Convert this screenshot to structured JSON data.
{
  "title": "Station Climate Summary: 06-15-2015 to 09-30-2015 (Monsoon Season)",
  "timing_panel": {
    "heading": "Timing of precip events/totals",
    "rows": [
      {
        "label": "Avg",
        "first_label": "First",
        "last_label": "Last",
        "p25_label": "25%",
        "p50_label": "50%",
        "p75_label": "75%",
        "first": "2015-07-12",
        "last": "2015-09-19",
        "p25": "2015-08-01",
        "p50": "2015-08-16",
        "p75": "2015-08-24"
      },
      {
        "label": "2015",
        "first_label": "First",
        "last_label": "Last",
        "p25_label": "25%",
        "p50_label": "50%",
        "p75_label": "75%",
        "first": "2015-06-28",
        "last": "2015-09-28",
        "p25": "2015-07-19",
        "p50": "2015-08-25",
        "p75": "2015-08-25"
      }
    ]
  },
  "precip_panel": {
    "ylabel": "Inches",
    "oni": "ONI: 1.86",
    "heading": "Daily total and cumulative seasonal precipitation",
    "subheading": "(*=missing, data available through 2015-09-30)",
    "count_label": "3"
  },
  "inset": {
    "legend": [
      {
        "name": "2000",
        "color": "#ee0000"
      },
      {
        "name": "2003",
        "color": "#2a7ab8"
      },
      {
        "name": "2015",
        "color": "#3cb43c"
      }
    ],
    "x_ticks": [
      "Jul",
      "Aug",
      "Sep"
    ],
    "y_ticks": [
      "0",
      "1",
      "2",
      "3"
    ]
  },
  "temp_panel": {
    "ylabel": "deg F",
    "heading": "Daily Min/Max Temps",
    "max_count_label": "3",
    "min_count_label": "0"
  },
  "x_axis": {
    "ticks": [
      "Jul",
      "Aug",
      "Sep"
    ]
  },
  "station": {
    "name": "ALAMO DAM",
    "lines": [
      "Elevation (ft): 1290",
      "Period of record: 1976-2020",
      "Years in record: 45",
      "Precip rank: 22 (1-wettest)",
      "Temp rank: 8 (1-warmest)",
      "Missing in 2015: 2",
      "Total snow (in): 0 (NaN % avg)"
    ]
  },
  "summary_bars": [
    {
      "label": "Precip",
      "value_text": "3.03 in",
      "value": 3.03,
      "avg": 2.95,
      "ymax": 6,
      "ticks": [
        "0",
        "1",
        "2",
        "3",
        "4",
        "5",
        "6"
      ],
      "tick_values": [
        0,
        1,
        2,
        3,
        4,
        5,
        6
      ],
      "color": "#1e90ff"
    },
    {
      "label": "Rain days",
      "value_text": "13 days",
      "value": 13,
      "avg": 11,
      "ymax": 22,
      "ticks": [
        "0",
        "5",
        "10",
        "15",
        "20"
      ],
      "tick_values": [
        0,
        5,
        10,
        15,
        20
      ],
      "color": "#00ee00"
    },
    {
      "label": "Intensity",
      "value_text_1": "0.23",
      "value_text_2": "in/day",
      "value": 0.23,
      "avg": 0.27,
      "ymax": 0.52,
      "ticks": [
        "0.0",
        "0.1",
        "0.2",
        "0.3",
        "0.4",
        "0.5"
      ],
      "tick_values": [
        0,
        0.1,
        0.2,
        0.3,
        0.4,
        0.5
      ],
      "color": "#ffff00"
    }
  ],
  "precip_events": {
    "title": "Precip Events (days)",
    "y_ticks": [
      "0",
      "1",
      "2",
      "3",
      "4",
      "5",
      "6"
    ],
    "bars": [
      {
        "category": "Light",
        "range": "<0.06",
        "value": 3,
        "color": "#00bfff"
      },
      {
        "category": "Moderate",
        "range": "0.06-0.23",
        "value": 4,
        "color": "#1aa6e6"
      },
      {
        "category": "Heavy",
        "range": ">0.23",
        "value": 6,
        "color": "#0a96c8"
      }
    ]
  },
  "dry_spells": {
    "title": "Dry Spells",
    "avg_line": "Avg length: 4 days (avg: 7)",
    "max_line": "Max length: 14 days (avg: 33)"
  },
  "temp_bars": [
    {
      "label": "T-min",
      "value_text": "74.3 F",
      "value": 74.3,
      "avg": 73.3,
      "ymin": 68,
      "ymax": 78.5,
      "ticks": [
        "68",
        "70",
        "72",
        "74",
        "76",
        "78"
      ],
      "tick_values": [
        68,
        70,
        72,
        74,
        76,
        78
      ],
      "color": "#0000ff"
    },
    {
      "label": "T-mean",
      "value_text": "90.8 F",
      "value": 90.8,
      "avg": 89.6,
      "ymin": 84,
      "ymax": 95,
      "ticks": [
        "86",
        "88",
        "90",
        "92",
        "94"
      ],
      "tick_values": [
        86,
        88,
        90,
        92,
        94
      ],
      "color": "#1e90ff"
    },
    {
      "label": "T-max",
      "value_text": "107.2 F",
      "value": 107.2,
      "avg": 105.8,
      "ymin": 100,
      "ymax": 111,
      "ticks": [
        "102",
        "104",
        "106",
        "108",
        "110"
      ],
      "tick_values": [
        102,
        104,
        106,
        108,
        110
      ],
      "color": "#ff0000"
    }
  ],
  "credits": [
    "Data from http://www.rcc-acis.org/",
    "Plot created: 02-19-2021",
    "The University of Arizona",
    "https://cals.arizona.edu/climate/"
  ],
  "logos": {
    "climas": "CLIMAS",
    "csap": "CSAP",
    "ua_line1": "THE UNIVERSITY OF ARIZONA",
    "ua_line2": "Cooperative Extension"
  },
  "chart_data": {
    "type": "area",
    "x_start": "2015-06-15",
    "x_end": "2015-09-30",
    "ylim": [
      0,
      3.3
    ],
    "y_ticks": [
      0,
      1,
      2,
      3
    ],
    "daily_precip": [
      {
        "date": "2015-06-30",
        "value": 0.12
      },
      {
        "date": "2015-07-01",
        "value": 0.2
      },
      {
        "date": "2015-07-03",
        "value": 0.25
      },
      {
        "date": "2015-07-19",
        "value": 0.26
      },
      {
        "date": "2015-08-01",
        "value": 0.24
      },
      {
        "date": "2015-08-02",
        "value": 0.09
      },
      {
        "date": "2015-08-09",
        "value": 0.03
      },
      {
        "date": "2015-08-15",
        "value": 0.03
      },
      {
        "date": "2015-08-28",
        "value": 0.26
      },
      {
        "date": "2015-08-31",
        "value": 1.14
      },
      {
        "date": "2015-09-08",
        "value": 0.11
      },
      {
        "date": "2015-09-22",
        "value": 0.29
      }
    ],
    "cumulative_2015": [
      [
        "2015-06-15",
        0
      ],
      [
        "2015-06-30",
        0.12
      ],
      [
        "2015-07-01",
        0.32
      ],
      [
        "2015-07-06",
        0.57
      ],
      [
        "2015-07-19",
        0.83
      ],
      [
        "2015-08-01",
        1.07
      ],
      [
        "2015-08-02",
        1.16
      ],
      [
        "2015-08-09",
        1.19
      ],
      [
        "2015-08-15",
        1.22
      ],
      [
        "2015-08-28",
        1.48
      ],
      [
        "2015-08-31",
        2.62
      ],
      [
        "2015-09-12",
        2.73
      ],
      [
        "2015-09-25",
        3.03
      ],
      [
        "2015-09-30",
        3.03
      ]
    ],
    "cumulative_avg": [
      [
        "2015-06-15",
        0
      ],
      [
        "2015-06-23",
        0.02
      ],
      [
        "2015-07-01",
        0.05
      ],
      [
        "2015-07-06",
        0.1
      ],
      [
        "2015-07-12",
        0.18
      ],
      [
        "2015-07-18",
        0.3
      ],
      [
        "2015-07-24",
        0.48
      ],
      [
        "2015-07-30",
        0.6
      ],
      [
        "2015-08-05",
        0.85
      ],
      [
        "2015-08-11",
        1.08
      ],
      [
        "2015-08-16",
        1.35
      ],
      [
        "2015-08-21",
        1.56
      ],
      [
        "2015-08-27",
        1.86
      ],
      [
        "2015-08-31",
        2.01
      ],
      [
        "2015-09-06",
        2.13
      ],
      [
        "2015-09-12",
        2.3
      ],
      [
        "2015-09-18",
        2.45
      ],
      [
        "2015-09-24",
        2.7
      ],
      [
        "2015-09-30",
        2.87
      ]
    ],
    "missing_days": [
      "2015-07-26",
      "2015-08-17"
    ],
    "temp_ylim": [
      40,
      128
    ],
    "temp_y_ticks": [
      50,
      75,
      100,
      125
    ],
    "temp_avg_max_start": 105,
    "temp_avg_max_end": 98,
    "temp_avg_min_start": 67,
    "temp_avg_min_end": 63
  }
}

== == ==

_Problem_. In the data above, count the lines where the word "rank" appears; reply with the number only.

_Written answer_. 2